[Dataset entries]

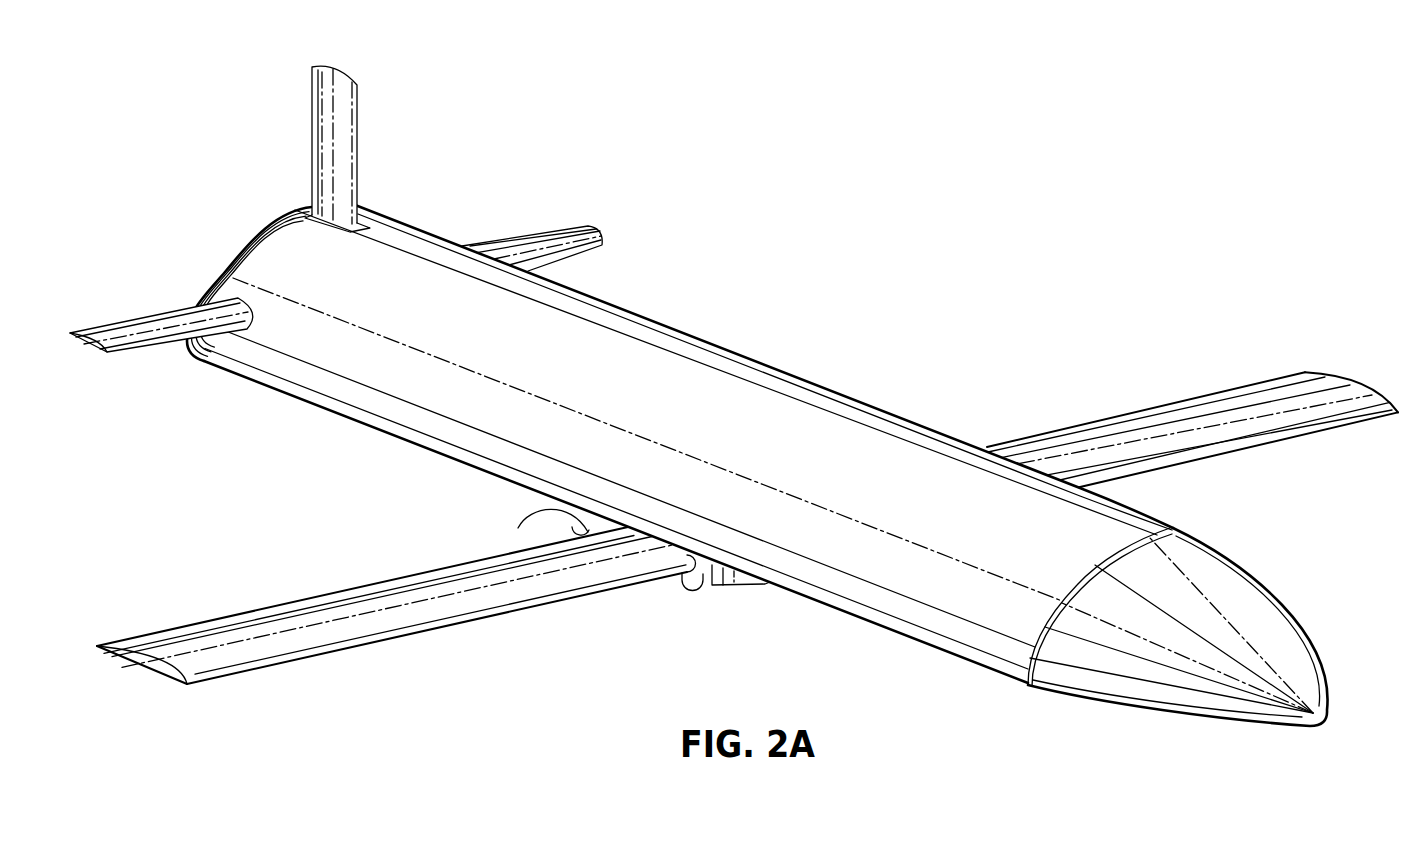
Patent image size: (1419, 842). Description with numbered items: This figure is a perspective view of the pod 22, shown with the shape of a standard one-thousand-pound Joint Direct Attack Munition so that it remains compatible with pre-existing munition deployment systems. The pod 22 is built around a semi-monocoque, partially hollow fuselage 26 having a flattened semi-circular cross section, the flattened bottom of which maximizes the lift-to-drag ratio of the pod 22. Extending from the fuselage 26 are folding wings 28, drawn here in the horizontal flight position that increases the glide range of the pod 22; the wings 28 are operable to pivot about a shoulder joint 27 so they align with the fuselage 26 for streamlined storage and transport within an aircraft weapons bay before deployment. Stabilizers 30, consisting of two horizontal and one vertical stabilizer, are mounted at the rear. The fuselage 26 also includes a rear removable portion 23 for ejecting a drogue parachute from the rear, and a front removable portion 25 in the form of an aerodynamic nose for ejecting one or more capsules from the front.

The pod 22 is at (746, 445).
The rear removable portion 23 is at (227, 250).
The front removable portion 25 is at (1252, 627).
The fuselage 26 is at (697, 360).
The shoulder joint 27 is at (567, 514).
The wings 28 is at (287, 617).
The stabilizers 30 is at (318, 148).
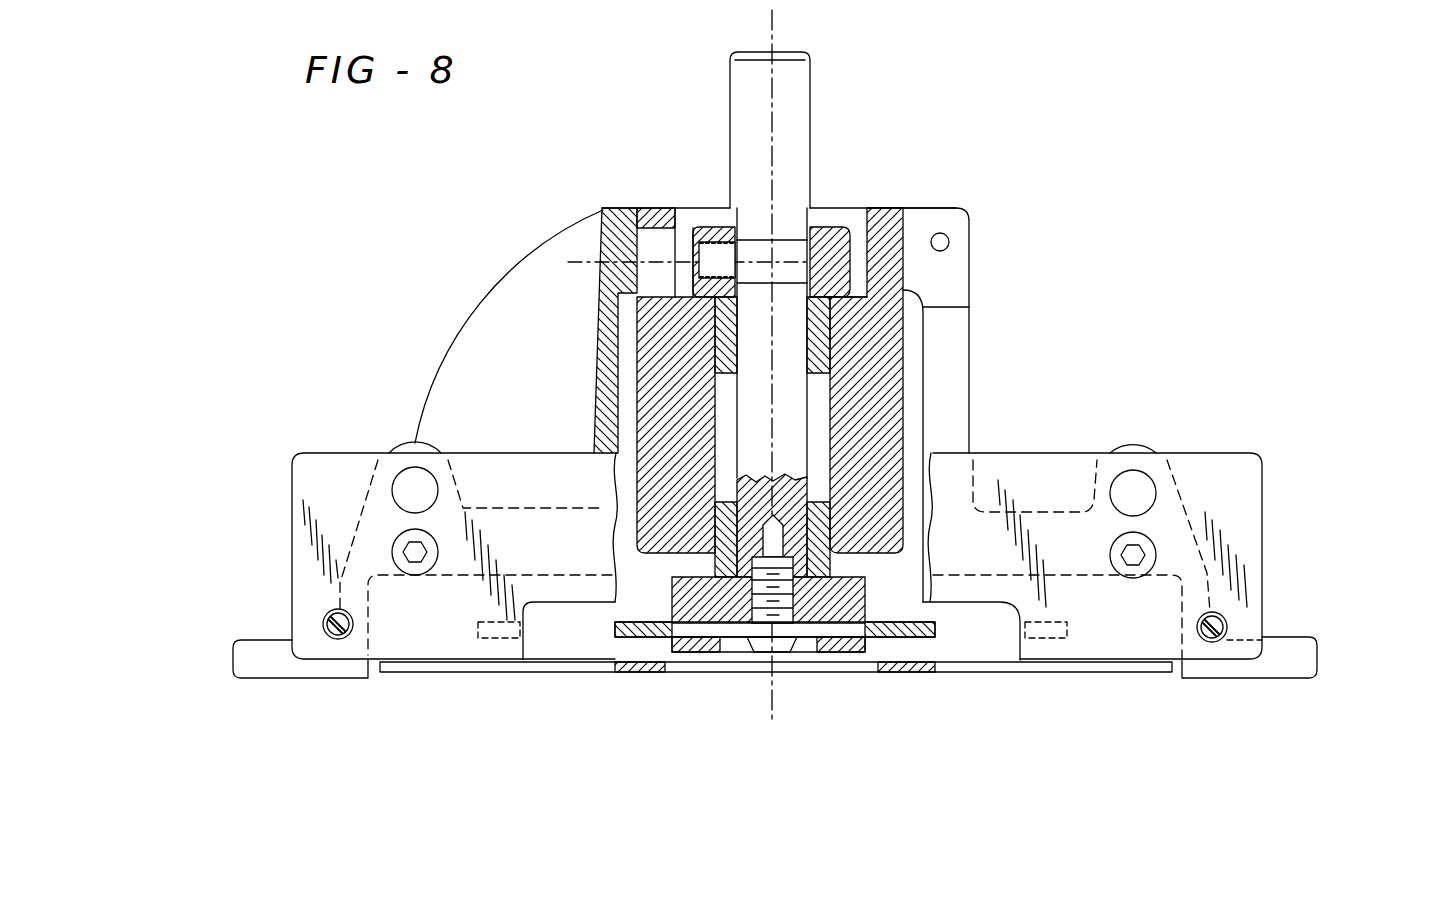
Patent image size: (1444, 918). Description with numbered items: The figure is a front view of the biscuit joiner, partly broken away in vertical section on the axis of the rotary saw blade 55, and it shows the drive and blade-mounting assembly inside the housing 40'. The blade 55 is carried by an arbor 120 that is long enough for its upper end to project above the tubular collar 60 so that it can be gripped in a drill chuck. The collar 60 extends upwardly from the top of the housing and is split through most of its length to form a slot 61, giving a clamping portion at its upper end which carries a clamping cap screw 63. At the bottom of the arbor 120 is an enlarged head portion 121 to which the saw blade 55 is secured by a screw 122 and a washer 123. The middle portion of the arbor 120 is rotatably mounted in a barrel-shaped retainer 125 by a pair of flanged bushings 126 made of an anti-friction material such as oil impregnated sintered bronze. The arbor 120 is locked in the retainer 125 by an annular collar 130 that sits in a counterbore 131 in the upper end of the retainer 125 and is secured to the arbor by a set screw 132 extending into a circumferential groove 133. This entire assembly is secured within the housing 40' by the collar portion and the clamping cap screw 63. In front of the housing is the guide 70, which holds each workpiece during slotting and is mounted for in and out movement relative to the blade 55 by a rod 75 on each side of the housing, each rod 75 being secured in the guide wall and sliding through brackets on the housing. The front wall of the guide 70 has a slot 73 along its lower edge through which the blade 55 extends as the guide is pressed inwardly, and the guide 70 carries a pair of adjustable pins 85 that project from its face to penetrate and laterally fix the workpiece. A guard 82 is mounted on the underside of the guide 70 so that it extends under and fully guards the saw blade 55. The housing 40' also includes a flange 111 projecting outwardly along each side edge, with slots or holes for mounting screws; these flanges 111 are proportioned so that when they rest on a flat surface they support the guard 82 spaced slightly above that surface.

Job: Reproduce all of the lines above, replacing each occurrence of "Patent image size" with "Figure dimensions" and leaving everything else unchanged. Do not include the pictures.

Result of the task:
Figure dimensions: (1419, 842). Description with numbered items: This figure is a perspective view of the pod 22, shown with the shape of a standard one-thousand-pound Joint Direct Attack Munition so that it remains compatible with pre-existing munition deployment systems. The pod 22 is built around a semi-monocoque, partially hollow fuselage 26 having a flattened semi-circular cross section, the flattened bottom of which maximizes the lift-to-drag ratio of the pod 22. Extending from the fuselage 26 are folding wings 28, drawn here in the horizontal flight position that increases the glide range of the pod 22; the wings 28 are operable to pivot about a shoulder joint 27 so they align with the fuselage 26 for streamlined storage and transport within an aircraft weapons bay before deployment. Stabilizers 30, consisting of two horizontal and one vertical stabilizer, are mounted at the rear. The fuselage 26 also includes a rear removable portion 23 for ejecting a drogue parachute from the rear, and a front removable portion 25 in the form of an aerodynamic nose for ejecting one or more capsules from the front.

The pod 22 is at (746, 445).
The rear removable portion 23 is at (227, 250).
The front removable portion 25 is at (1252, 627).
The fuselage 26 is at (697, 360).
The shoulder joint 27 is at (567, 514).
The wings 28 is at (287, 617).
The stabilizers 30 is at (318, 148).
Figure dimensions: (1444, 918). Description with numbered items: The figure is a front view of the biscuit joiner, partly broken away in vertical section on the axis of the rotary saw blade 55, and it shows the drive and blade-mounting assembly inside the housing 40'. The blade 55 is carried by an arbor 120 that is long enough for its upper end to project above the tubular collar 60 so that it can be gripped in a drill chuck. The collar 60 extends upwardly from the top of the housing and is split through most of its length to form a slot 61, giving a clamping portion at its upper end which carries a clamping cap screw 63. At the bottom of the arbor 120 is an enlarged head portion 121 to which the saw blade 55 is secured by a screw 122 and a washer 123. The middle portion of the arbor 120 is rotatably mounted in a barrel-shaped retainer 125 by a pair of flanged bushings 126 made of an anti-friction material such as oil impregnated sintered bronze. The arbor 120 is locked in the retainer 125 by an annular collar 130 that sits in a counterbore 131 in the upper end of the retainer 125 and is secured to the arbor by a set screw 132 extending into a circumferential groove 133. This entire assembly is secured within the housing 40' by the collar portion and the clamping cap screw 63. In front of the housing is the guide 70, which holds each workpiece during slotting and is mounted for in and out movement relative to the blade 55 by a rod 75 on each side of the housing, each rod 75 being secured in the guide wall and sliding through brackets on the housing. The front wall of the guide 70 has a slot 73 along its lower edge through which the blade 55 extends as the guide is pressed inwardly, and the guide 70 carries a pair of adjustable pins 85 that project from its face to penetrate and laterally fix the workpiece. A guard 82 is mounted on the underside of the guide 70 so that it extends under and fully guards the saw blade 55. The housing 40' also includes a flange 111 projecting outwardly along each side edge, with slots or holes for mounting screws; these flanges 111 are proportioned so that when they rest on a flat surface they support the guard 82 spaced slightly above that surface.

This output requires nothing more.